What you need to do -> Show every line in the records below that contains the word "Stokes".

(Figure record extracts)
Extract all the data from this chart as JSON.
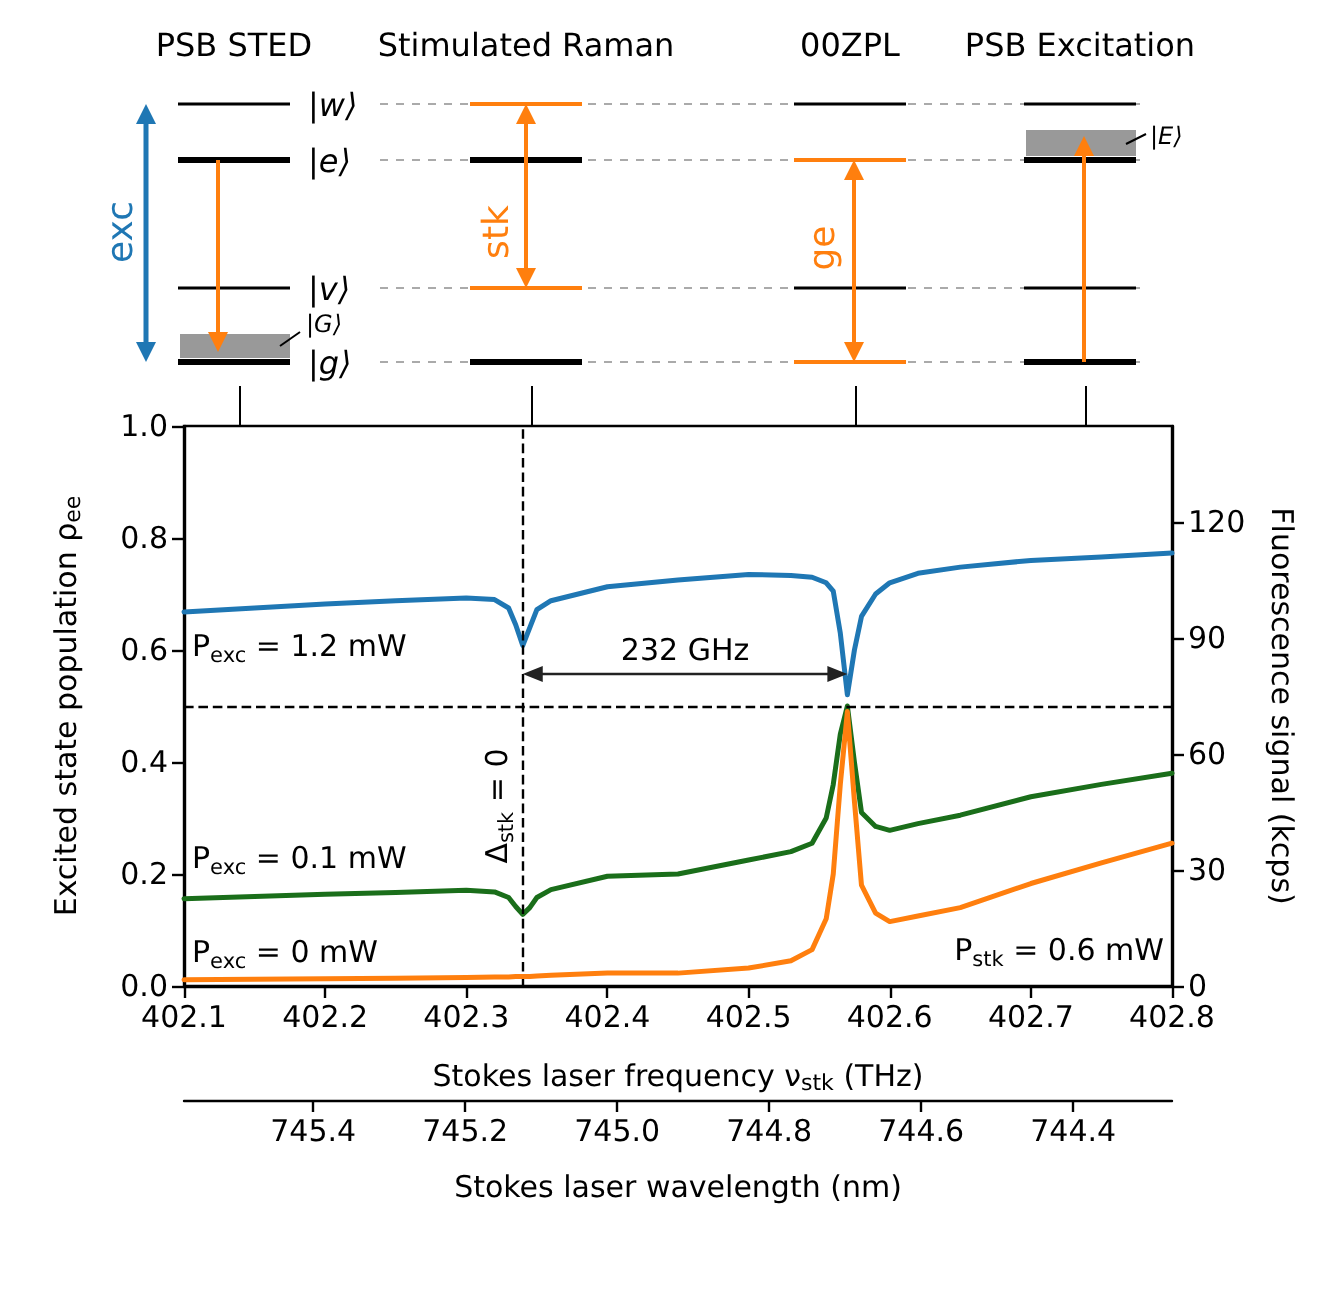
{
  "chart_data": {
    "type": "line",
    "xlabel": "Stokes laser frequency ν$_{stk}$ (THz)",
    "ylabel": "Excited state population ρ$_{ee}$",
    "y2label": "Fluorescence signal (kcps)",
    "x2label": "Stokes laser wavelength (nm)",
    "xlim": [
      402.1,
      402.8
    ],
    "xticks": [
      402.1,
      402.2,
      402.3,
      402.4,
      402.5,
      402.6,
      402.7,
      402.8
    ],
    "ylim": [
      0,
      1
    ],
    "yticks": [
      {
        "value": 0,
        "label": "0.0"
      },
      {
        "value": 0.2,
        "label": "0.2"
      },
      {
        "value": 0.4,
        "label": "0.4"
      },
      {
        "value": 0.6,
        "label": "0.6"
      },
      {
        "value": 0.8,
        "label": "0.8"
      },
      {
        "value": 1,
        "label": "1.0"
      }
    ],
    "y2lim": [
      0,
      144.8
    ],
    "y2ticks": [
      0,
      30,
      60,
      90,
      120
    ],
    "x2lim": [
      745.57,
      744.27
    ],
    "x2ticks": [
      745.4,
      745.2,
      {
        "value": 745,
        "label": "745.0"
      },
      744.8,
      744.6,
      744.4
    ],
    "x": [
      402.1,
      402.15,
      402.2,
      402.25,
      402.3,
      402.32,
      402.33,
      402.335,
      402.34,
      402.345,
      402.35,
      402.36,
      402.4,
      402.45,
      402.5,
      402.53,
      402.545,
      402.555,
      402.56,
      402.565,
      402.57,
      402.575,
      402.58,
      402.59,
      402.6,
      402.62,
      402.65,
      402.7,
      402.75,
      402.8
    ],
    "series": [
      {
        "color": "#1f77b4",
        "values": [
          0.668,
          0.675,
          0.682,
          0.688,
          0.693,
          0.69,
          0.675,
          0.645,
          0.608,
          0.64,
          0.672,
          0.688,
          0.713,
          0.725,
          0.735,
          0.733,
          0.73,
          0.72,
          0.705,
          0.63,
          0.52,
          0.6,
          0.66,
          0.7,
          0.72,
          0.737,
          0.748,
          0.76,
          0.766,
          0.773
        ]
      },
      {
        "color": "#1a6e1a",
        "values": [
          0.156,
          0.16,
          0.164,
          0.167,
          0.171,
          0.168,
          0.158,
          0.142,
          0.128,
          0.14,
          0.158,
          0.172,
          0.196,
          0.2,
          0.225,
          0.24,
          0.255,
          0.3,
          0.36,
          0.45,
          0.5,
          0.4,
          0.31,
          0.285,
          0.278,
          0.29,
          0.305,
          0.338,
          0.36,
          0.38
        ]
      },
      {
        "color": "#ff7f0e",
        "values": [
          0.011,
          0.012,
          0.013,
          0.014,
          0.015,
          0.016,
          0.016,
          0.017,
          0.017,
          0.017,
          0.018,
          0.019,
          0.023,
          0.023,
          0.032,
          0.045,
          0.065,
          0.12,
          0.2,
          0.36,
          0.49,
          0.33,
          0.18,
          0.13,
          0.115,
          0.125,
          0.14,
          0.183,
          0.22,
          0.255
        ]
      }
    ],
    "ref_lines": [
      {
        "axis": "x",
        "value": 402.34,
        "line_style": "dashed",
        "color": "#000000"
      },
      {
        "axis": "y",
        "value": 0.5,
        "line_style": "dashed",
        "color": "#000000"
      }
    ],
    "annotations": [
      "PSB STED",
      "Stimulated Raman",
      "00ZPL",
      "PSB Excitation",
      "|w⟩",
      "|e⟩",
      "|v⟩",
      "|g⟩",
      "|G⟩",
      "|E⟩",
      "exc",
      "stk",
      "ge",
      "P$_{exc}$ = 1.2 mW",
      "P$_{exc}$ = 0.1 mW",
      "P$_{exc}$ = 0 mW",
      "P$_{stk}$ = 0.6 mW",
      "232 GHz",
      "Δ$_{stk}$ = 0"
    ],
    "grid": false,
    "marker": "none",
    "line_style": "solid"
  }
}
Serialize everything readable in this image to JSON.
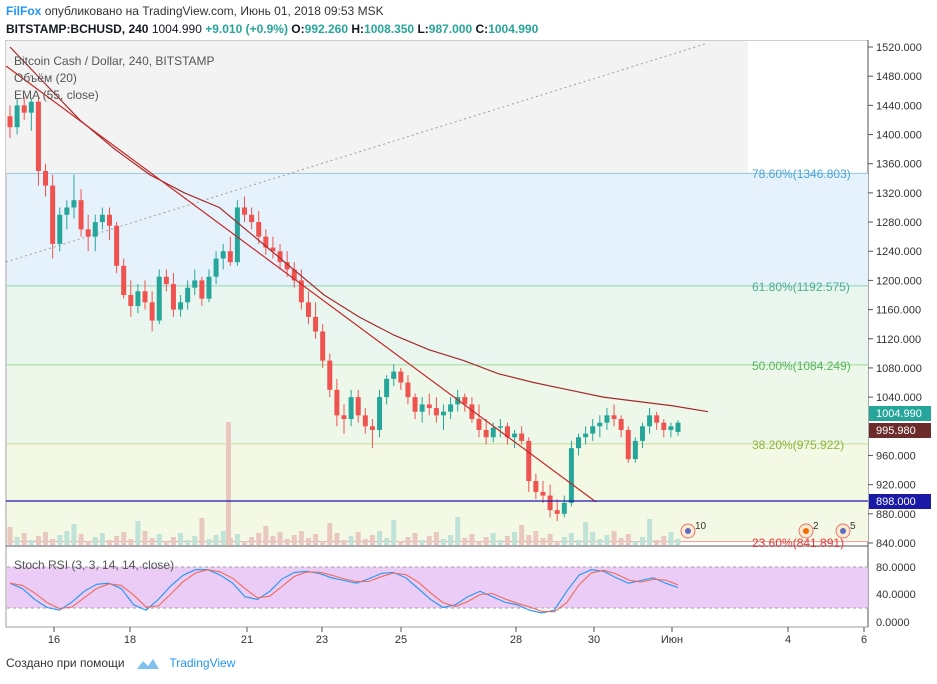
{
  "header": {
    "author": "FilFox",
    "published_text": "опубликовано на TradingView.com, Июнь 01, 2018 09:53 MSK",
    "symbol": "BITSTAMP:BCHUSD, 240",
    "last": "1004.990",
    "change": "+9.010 (+0.9%)",
    "o_label": "O:",
    "o_value": "992.260",
    "h_label": "H:",
    "h_value": "1008.350",
    "l_label": "L:",
    "l_value": "987.000",
    "c_label": "C:",
    "c_value": "1004.990"
  },
  "legend": {
    "title": "Bitcoin Cash / Dollar, 240, BITSTAMP",
    "volume": "Объём (20)",
    "ema": "EMA (55, close)"
  },
  "stoch": {
    "label": "Stoch RSI (3, 3, 14, 14, close)",
    "ticks": [
      "80.0000",
      "40.0000",
      "0.0000"
    ]
  },
  "fib_labels": [
    "78.60%(1346.803)",
    "61.80%(1192.575)",
    "50.00%(1084.249)",
    "38.20%(975.922)",
    "23.60%(841.891)"
  ],
  "price_ticks": [
    "1520.000",
    "1480.000",
    "1440.000",
    "1400.000",
    "1360.000",
    "1320.000",
    "1280.000",
    "1240.000",
    "1200.000",
    "1160.000",
    "1120.000",
    "1080.000",
    "1040.000",
    "960.000",
    "920.000",
    "880.000",
    "840.000"
  ],
  "price_badges": {
    "last": "1004.990",
    "ema": "995.980",
    "line": "898.000"
  },
  "x_ticks": [
    "16",
    "18",
    "21",
    "23",
    "25",
    "28",
    "30",
    "Июн",
    "4",
    "6"
  ],
  "event_badges": [
    "10",
    "2",
    "5"
  ],
  "footer": {
    "created": "Создано при помощи",
    "brand": "TradingView"
  },
  "colors": {
    "up": "#26a69a",
    "down": "#ef5350",
    "ema": "#a52a2a",
    "trend": "#c62828",
    "support": "#1a1aa6",
    "stoch_k": "#2196f3",
    "stoch_d": "#ef6c5a"
  },
  "chart_data": {
    "type": "candlestick",
    "title": "Bitcoin Cash / Dollar, 240, BITSTAMP",
    "symbol": "BITSTAMP:BCHUSD",
    "interval": "240",
    "ylim": [
      830,
      1530
    ],
    "fibonacci": [
      {
        "level": "78.60%",
        "price": 1346.803
      },
      {
        "level": "61.80%",
        "price": 1192.575
      },
      {
        "level": "50.00%",
        "price": 1084.249
      },
      {
        "level": "38.20%",
        "price": 975.922
      },
      {
        "level": "23.60%",
        "price": 841.891
      }
    ],
    "support_price": 898.0,
    "ema_last": 995.98,
    "last_ohlc": {
      "open": 992.26,
      "high": 1008.35,
      "low": 987.0,
      "close": 1004.99
    },
    "candles": [
      [
        1425,
        1440,
        1395,
        1410
      ],
      [
        1410,
        1450,
        1400,
        1440
      ],
      [
        1440,
        1452,
        1420,
        1430
      ],
      [
        1430,
        1450,
        1405,
        1445
      ],
      [
        1445,
        1450,
        1330,
        1350
      ],
      [
        1350,
        1360,
        1315,
        1330
      ],
      [
        1330,
        1345,
        1230,
        1250
      ],
      [
        1250,
        1300,
        1240,
        1290
      ],
      [
        1290,
        1310,
        1270,
        1300
      ],
      [
        1300,
        1345,
        1285,
        1310
      ],
      [
        1310,
        1325,
        1260,
        1270
      ],
      [
        1270,
        1290,
        1240,
        1260
      ],
      [
        1260,
        1290,
        1240,
        1280
      ],
      [
        1280,
        1300,
        1270,
        1290
      ],
      [
        1290,
        1300,
        1255,
        1275
      ],
      [
        1275,
        1280,
        1210,
        1220
      ],
      [
        1220,
        1230,
        1175,
        1180
      ],
      [
        1180,
        1200,
        1150,
        1165
      ],
      [
        1165,
        1195,
        1155,
        1185
      ],
      [
        1185,
        1200,
        1160,
        1170
      ],
      [
        1170,
        1185,
        1130,
        1145
      ],
      [
        1145,
        1215,
        1140,
        1205
      ],
      [
        1205,
        1215,
        1185,
        1195
      ],
      [
        1195,
        1210,
        1150,
        1160
      ],
      [
        1160,
        1180,
        1150,
        1170
      ],
      [
        1170,
        1200,
        1160,
        1190
      ],
      [
        1190,
        1215,
        1180,
        1200
      ],
      [
        1200,
        1205,
        1165,
        1175
      ],
      [
        1175,
        1215,
        1170,
        1205
      ],
      [
        1205,
        1240,
        1195,
        1230
      ],
      [
        1230,
        1250,
        1215,
        1240
      ],
      [
        1240,
        1260,
        1220,
        1225
      ],
      [
        1225,
        1310,
        1220,
        1300
      ],
      [
        1300,
        1315,
        1280,
        1290
      ],
      [
        1290,
        1300,
        1270,
        1280
      ],
      [
        1280,
        1295,
        1250,
        1260
      ],
      [
        1260,
        1270,
        1235,
        1245
      ],
      [
        1245,
        1260,
        1230,
        1240
      ],
      [
        1240,
        1250,
        1215,
        1225
      ],
      [
        1225,
        1240,
        1205,
        1215
      ],
      [
        1215,
        1225,
        1190,
        1200
      ],
      [
        1200,
        1215,
        1160,
        1170
      ],
      [
        1170,
        1185,
        1140,
        1150
      ],
      [
        1150,
        1170,
        1120,
        1130
      ],
      [
        1130,
        1140,
        1080,
        1090
      ],
      [
        1090,
        1100,
        1040,
        1050
      ],
      [
        1050,
        1065,
        1000,
        1015
      ],
      [
        1015,
        1030,
        990,
        1010
      ],
      [
        1010,
        1050,
        1000,
        1040
      ],
      [
        1040,
        1050,
        1005,
        1015
      ],
      [
        1015,
        1025,
        990,
        1000
      ],
      [
        1000,
        1010,
        970,
        995
      ],
      [
        995,
        1050,
        985,
        1040
      ],
      [
        1040,
        1070,
        1030,
        1065
      ],
      [
        1065,
        1085,
        1055,
        1075
      ],
      [
        1075,
        1080,
        1050,
        1060
      ],
      [
        1060,
        1070,
        1030,
        1040
      ],
      [
        1040,
        1045,
        1010,
        1020
      ],
      [
        1020,
        1040,
        1005,
        1030
      ],
      [
        1030,
        1045,
        1015,
        1025
      ],
      [
        1025,
        1040,
        1005,
        1015
      ],
      [
        1015,
        1030,
        995,
        1020
      ],
      [
        1020,
        1040,
        1010,
        1030
      ],
      [
        1030,
        1050,
        1020,
        1040
      ],
      [
        1040,
        1045,
        1020,
        1030
      ],
      [
        1030,
        1040,
        1005,
        1010
      ],
      [
        1010,
        1030,
        985,
        995
      ],
      [
        995,
        1010,
        975,
        985
      ],
      [
        985,
        1005,
        978,
        998
      ],
      [
        998,
        1010,
        985,
        1000
      ],
      [
        1000,
        1005,
        975,
        985
      ],
      [
        985,
        995,
        970,
        990
      ],
      [
        990,
        1000,
        975,
        980
      ],
      [
        980,
        985,
        910,
        925
      ],
      [
        925,
        935,
        900,
        910
      ],
      [
        910,
        925,
        895,
        905
      ],
      [
        905,
        920,
        875,
        885
      ],
      [
        885,
        900,
        870,
        880
      ],
      [
        880,
        905,
        875,
        895
      ],
      [
        895,
        980,
        890,
        970
      ],
      [
        970,
        990,
        960,
        985
      ],
      [
        985,
        1000,
        975,
        990
      ],
      [
        990,
        1010,
        980,
        1000
      ],
      [
        1000,
        1015,
        985,
        1005
      ],
      [
        1005,
        1025,
        995,
        1015
      ],
      [
        1015,
        1030,
        1000,
        1010
      ],
      [
        1010,
        1015,
        985,
        995
      ],
      [
        995,
        1000,
        950,
        955
      ],
      [
        955,
        985,
        950,
        980
      ],
      [
        980,
        1005,
        970,
        1000
      ],
      [
        1000,
        1025,
        990,
        1015
      ],
      [
        1015,
        1020,
        995,
        1005
      ],
      [
        1005,
        1010,
        985,
        995
      ],
      [
        995,
        1005,
        985,
        1000
      ],
      [
        992.26,
        1008.35,
        987.0,
        1004.99
      ]
    ]
  }
}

Answer for the task ->
    "xlabel": "Stokes laser frequency ν$_{stk}$ (THz)",
    "x2label": "Stokes laser wavelength (nm)",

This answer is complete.